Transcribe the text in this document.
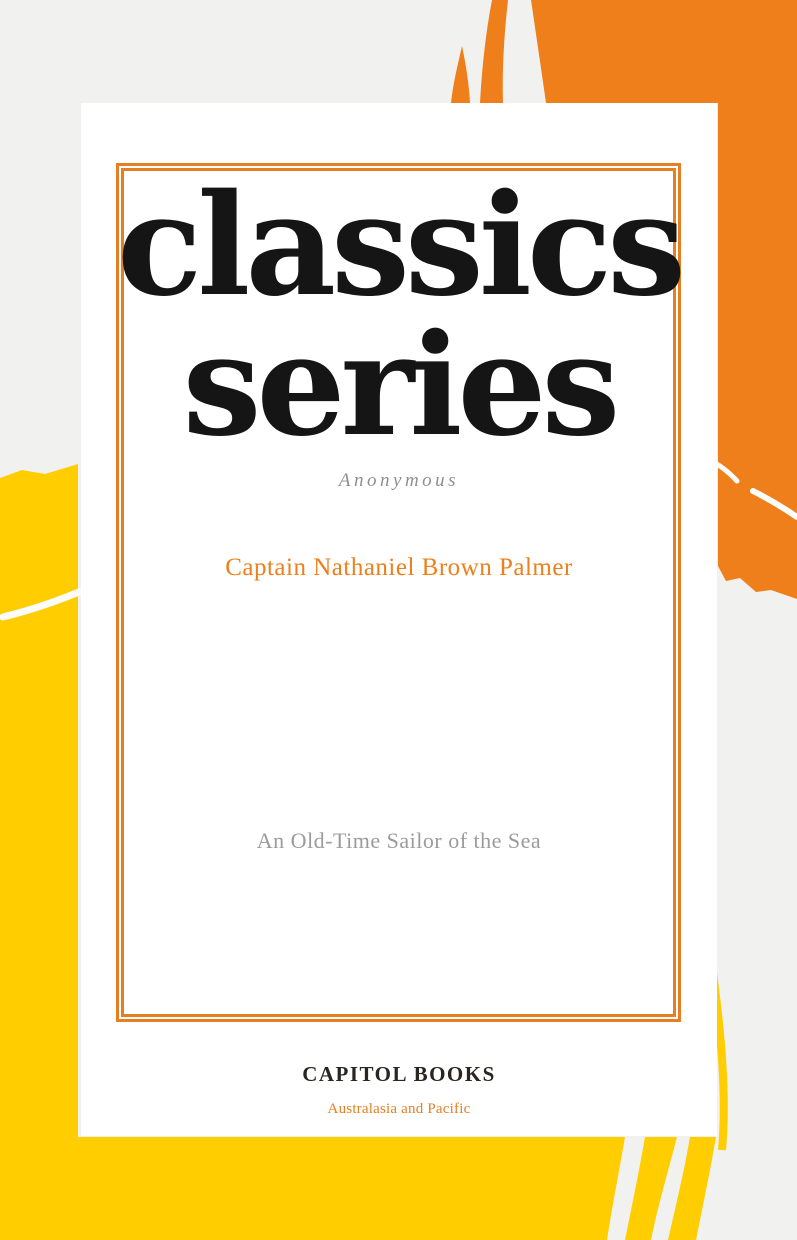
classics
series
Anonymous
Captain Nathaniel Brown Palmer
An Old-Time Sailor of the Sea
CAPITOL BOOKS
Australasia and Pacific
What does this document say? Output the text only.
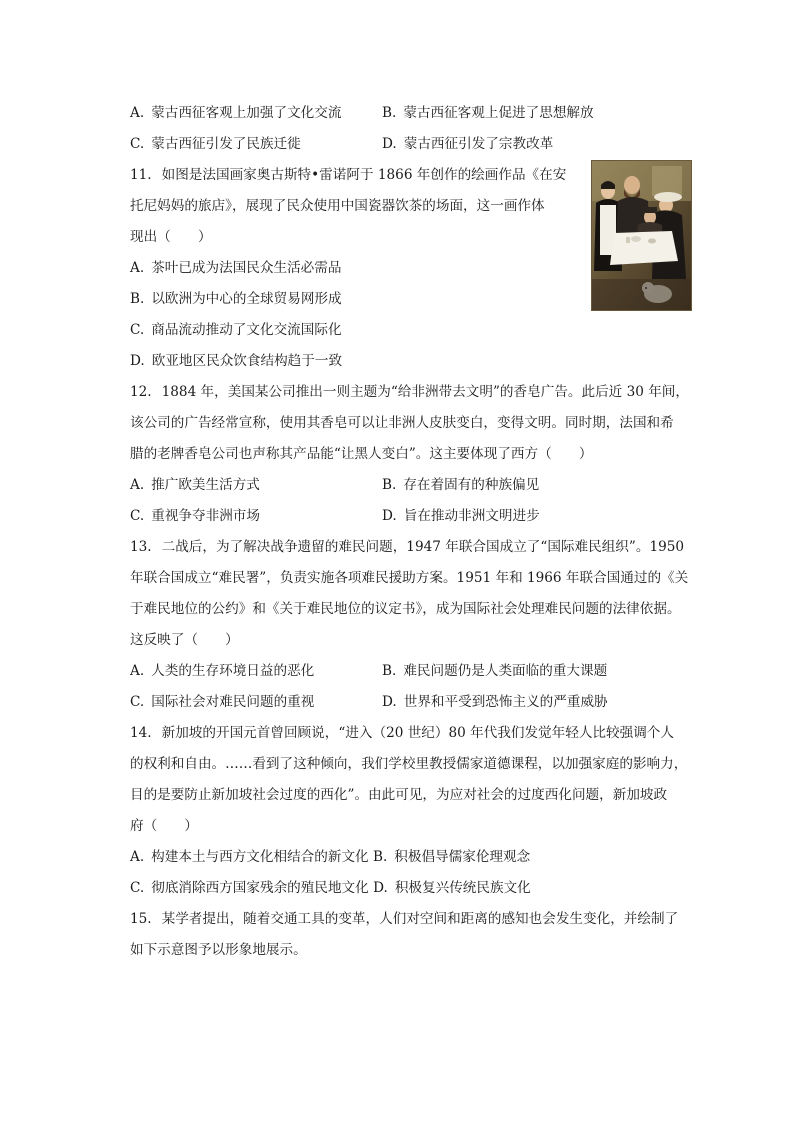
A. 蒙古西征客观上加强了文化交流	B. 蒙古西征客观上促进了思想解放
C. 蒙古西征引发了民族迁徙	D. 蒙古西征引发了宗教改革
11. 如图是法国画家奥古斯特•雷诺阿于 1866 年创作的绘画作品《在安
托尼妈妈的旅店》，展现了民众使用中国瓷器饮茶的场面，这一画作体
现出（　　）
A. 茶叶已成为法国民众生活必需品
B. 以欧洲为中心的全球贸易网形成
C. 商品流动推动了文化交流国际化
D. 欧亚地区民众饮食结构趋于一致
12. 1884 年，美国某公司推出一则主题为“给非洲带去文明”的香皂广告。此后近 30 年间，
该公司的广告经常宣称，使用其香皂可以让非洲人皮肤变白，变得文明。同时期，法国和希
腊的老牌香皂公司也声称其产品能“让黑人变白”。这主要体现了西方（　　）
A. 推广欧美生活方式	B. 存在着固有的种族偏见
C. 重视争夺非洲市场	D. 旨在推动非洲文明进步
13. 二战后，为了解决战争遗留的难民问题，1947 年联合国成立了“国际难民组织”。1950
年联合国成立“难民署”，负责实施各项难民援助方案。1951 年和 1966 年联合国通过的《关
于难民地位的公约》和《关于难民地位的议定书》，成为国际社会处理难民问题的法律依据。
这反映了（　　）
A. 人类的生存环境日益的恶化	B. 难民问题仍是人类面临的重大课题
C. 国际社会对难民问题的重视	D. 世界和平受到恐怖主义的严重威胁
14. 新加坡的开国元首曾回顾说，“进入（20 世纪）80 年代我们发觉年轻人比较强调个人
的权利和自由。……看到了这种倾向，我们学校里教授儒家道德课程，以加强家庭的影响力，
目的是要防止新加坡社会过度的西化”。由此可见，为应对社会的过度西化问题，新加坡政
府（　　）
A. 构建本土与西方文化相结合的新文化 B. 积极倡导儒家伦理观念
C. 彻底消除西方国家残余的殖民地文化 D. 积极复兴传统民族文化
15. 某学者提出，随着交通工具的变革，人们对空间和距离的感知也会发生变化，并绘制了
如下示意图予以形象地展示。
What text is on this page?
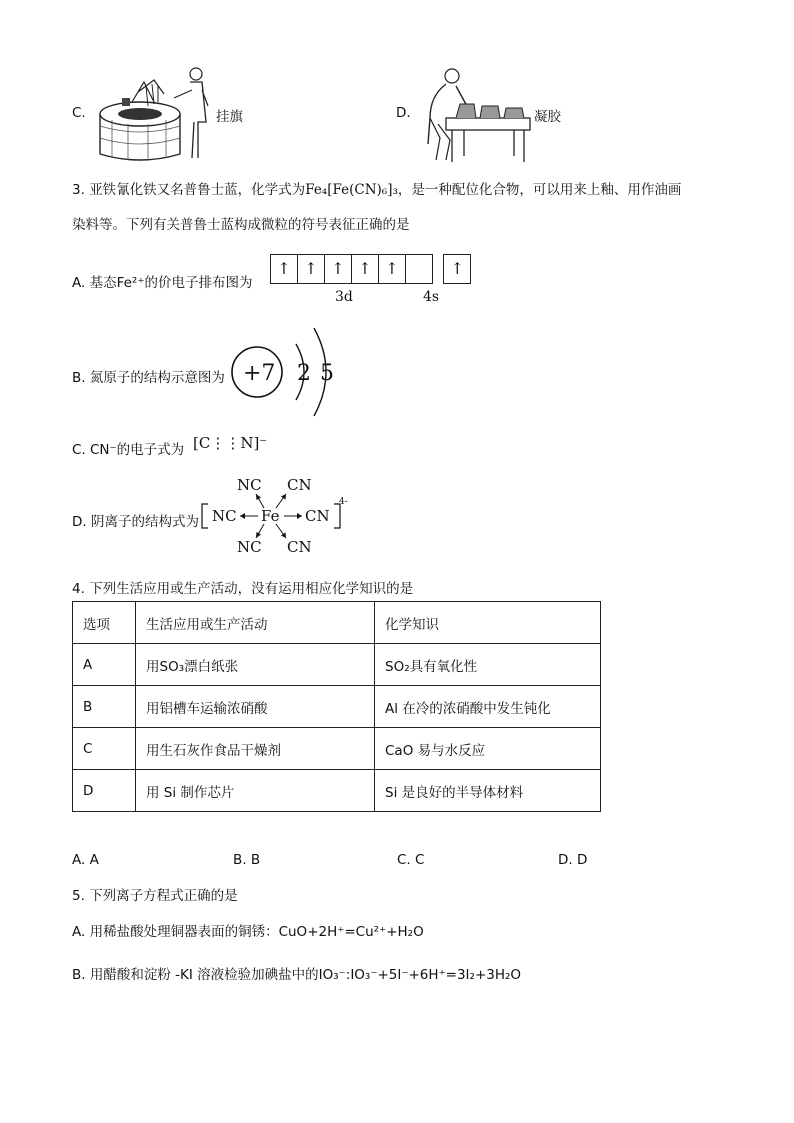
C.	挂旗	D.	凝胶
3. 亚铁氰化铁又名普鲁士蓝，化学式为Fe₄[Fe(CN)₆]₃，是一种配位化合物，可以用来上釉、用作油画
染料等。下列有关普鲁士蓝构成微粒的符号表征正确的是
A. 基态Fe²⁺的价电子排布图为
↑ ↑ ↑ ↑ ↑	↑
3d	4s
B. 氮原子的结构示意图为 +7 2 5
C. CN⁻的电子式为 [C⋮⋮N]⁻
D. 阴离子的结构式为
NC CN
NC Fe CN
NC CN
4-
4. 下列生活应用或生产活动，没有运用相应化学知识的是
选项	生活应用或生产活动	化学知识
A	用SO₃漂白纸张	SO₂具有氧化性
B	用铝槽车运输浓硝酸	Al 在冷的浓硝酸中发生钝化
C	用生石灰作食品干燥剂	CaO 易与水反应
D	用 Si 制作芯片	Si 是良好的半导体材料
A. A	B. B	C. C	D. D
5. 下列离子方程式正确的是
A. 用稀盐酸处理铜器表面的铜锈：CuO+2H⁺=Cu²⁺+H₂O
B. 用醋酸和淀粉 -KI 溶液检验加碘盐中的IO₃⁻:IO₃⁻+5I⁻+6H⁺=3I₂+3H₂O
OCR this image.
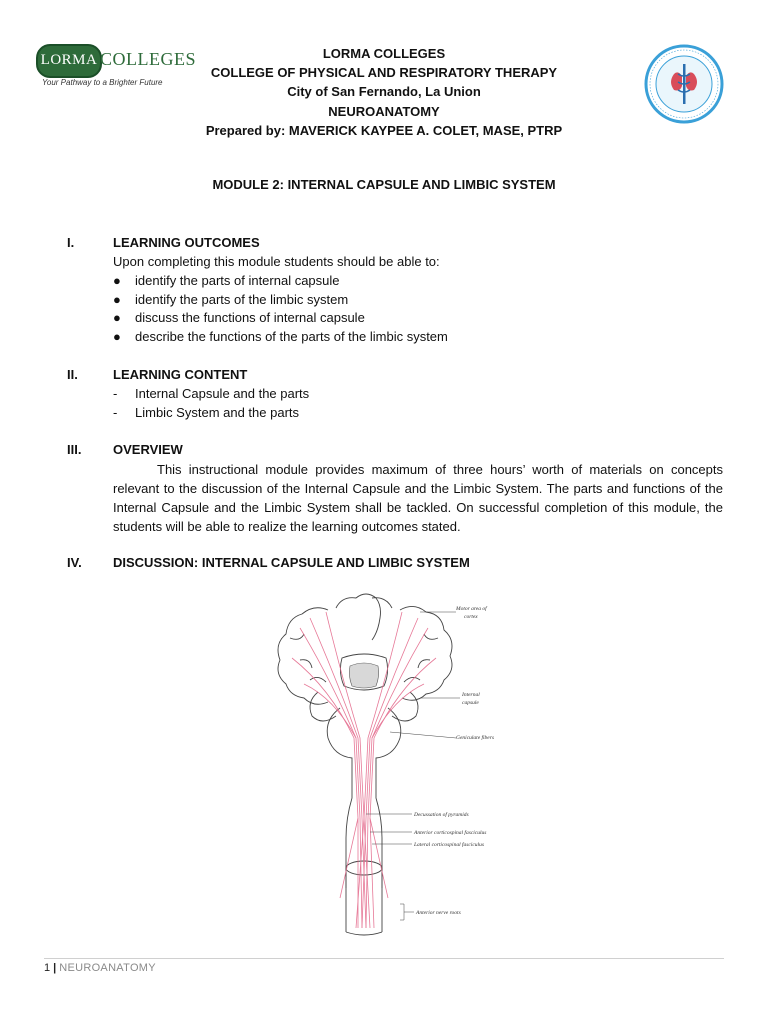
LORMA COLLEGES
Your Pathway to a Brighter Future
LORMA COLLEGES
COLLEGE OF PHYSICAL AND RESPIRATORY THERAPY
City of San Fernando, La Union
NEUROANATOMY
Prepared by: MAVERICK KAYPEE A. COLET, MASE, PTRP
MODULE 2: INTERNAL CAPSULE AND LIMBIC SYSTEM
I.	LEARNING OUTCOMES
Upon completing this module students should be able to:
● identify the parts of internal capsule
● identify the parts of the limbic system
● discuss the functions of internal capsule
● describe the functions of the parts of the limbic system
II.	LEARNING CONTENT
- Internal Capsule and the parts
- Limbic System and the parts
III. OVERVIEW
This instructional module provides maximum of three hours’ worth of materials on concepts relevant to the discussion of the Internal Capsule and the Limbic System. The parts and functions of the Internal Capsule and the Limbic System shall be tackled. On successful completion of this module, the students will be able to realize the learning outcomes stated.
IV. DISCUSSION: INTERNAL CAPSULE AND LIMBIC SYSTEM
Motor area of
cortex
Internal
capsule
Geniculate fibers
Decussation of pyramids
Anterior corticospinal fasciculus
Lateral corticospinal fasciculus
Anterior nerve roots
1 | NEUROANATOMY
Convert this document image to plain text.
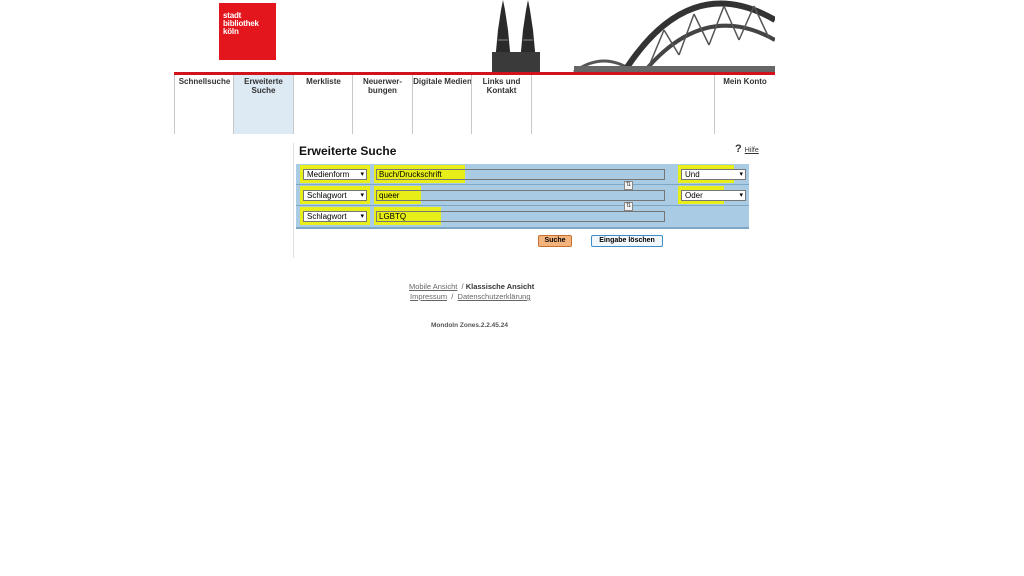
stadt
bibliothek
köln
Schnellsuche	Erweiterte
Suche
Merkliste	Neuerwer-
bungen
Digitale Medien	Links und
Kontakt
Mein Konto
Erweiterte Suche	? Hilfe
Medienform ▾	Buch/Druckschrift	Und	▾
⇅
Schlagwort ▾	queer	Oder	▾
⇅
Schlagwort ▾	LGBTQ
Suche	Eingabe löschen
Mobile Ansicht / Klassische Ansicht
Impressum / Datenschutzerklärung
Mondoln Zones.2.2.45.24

----

Brief ▸
Give every line above again exactly, with no pictures.

The reply ▸
Transcribe the text in this document.
classics
series
Anonymous
Captain Nathaniel Brown Palmer
An Old-Time Sailor of the Sea
CAPITOL BOOKS
Australasia and Pacific
What does this document say? Output the text only.
A. 蒙古西征客观上加强了文化交流	B. 蒙古西征客观上促进了思想解放
C. 蒙古西征引发了民族迁徙	D. 蒙古西征引发了宗教改革
11. 如图是法国画家奥古斯特•雷诺阿于 1866 年创作的绘画作品《在安
托尼妈妈的旅店》，展现了民众使用中国瓷器饮茶的场面，这一画作体
现出（　　）
A. 茶叶已成为法国民众生活必需品
B. 以欧洲为中心的全球贸易网形成
C. 商品流动推动了文化交流国际化
D. 欧亚地区民众饮食结构趋于一致
12. 1884 年，美国某公司推出一则主题为“给非洲带去文明”的香皂广告。此后近 30 年间，
该公司的广告经常宣称，使用其香皂可以让非洲人皮肤变白，变得文明。同时期，法国和希
腊的老牌香皂公司也声称其产品能“让黑人变白”。这主要体现了西方（　　）
A. 推广欧美生活方式	B. 存在着固有的种族偏见
C. 重视争夺非洲市场	D. 旨在推动非洲文明进步
13. 二战后，为了解决战争遗留的难民问题，1947 年联合国成立了“国际难民组织”。1950
年联合国成立“难民署”，负责实施各项难民援助方案。1951 年和 1966 年联合国通过的《关
于难民地位的公约》和《关于难民地位的议定书》，成为国际社会处理难民问题的法律依据。
这反映了（　　）
A. 人类的生存环境日益的恶化	B. 难民问题仍是人类面临的重大课题
C. 国际社会对难民问题的重视	D. 世界和平受到恐怖主义的严重威胁
14. 新加坡的开国元首曾回顾说，“进入（20 世纪）80 年代我们发觉年轻人比较强调个人
的权利和自由。……看到了这种倾向，我们学校里教授儒家道德课程，以加强家庭的影响力，
目的是要防止新加坡社会过度的西化”。由此可见，为应对社会的过度西化问题，新加坡政
府（　　）
A. 构建本土与西方文化相结合的新文化 B. 积极倡导儒家伦理观念
C. 彻底消除西方国家残余的殖民地文化 D. 积极复兴传统民族文化
15. 某学者提出，随着交通工具的变革，人们对空间和距离的感知也会发生变化，并绘制了
如下示意图予以形象地展示。
What text is on this page?
C.	挂旗	D.	凝胶
3. 亚铁氰化铁又名普鲁士蓝，化学式为Fe₄[Fe(CN)₆]₃，是一种配位化合物，可以用来上釉、用作油画
染料等。下列有关普鲁士蓝构成微粒的符号表征正确的是
A. 基态Fe²⁺的价电子排布图为
↑ ↑ ↑ ↑ ↑	↑
3d	4s
B. 氮原子的结构示意图为 +7 2 5
C. CN⁻的电子式为 [C⋮⋮N]⁻
D. 阴离子的结构式为
NC CN
NC Fe CN
NC CN
4-
4. 下列生活应用或生产活动，没有运用相应化学知识的是
选项	生活应用或生产活动	化学知识
A	用SO₃漂白纸张	SO₂具有氧化性
B	用铝槽车运输浓硝酸	Al 在冷的浓硝酸中发生钝化
C	用生石灰作食品干燥剂	CaO 易与水反应
D	用 Si 制作芯片	Si 是良好的半导体材料
A. A	B. B	C. C	D. D
5. 下列离子方程式正确的是
A. 用稀盐酸处理铜器表面的铜锈：CuO+2H⁺=Cu²⁺+H₂O
B. 用醋酸和淀粉 -KI 溶液检验加碘盐中的IO₃⁻:IO₃⁻+5I⁻+6H⁺=3I₂+3H₂O
OCR this image.
LORMA COLLEGES
Your Pathway to a Brighter Future
LORMA COLLEGES
COLLEGE OF PHYSICAL AND RESPIRATORY THERAPY
City of San Fernando, La Union
NEUROANATOMY
Prepared by: MAVERICK KAYPEE A. COLET, MASE, PTRP
MODULE 2: INTERNAL CAPSULE AND LIMBIC SYSTEM
I.	LEARNING OUTCOMES
Upon completing this module students should be able to:
● identify the parts of internal capsule
● identify the parts of the limbic system
● discuss the functions of internal capsule
● describe the functions of the parts of the limbic system
II.	LEARNING CONTENT
- Internal Capsule and the parts
- Limbic System and the parts
III. OVERVIEW
This instructional module provides maximum of three hours’ worth of materials on concepts relevant to the discussion of the Internal Capsule and the Limbic System. The parts and functions of the Internal Capsule and the Limbic System shall be tackled. On successful completion of this module, the students will be able to realize the learning outcomes stated.
IV. DISCUSSION: INTERNAL CAPSULE AND LIMBIC SYSTEM
Motor area of
cortex
Internal
capsule
Geniculate fibers
Decussation of pyramids
Anterior corticospinal fasciculus
Lateral corticospinal fasciculus
Anterior nerve roots
1 | NEUROANATOMY
Convert this document image to plain text.
stadt
bibliothek
köln
Schnellsuche	Erweiterte
Suche
Merkliste	Neuerwer-
bungen
Digitale Medien	Links und
Kontakt
Mein Konto
Erweiterte Suche	? Hilfe
Medienform ▾	Buch/Druckschrift	Und	▾
⇅
Schlagwort ▾	queer	Oder	▾
⇅
Schlagwort ▾	LGBTQ
Suche	Eingabe löschen
Mobile Ansicht / Klassische Ansicht
Impressum / Datenschutzerklärung
Mondoln Zones.2.2.45.24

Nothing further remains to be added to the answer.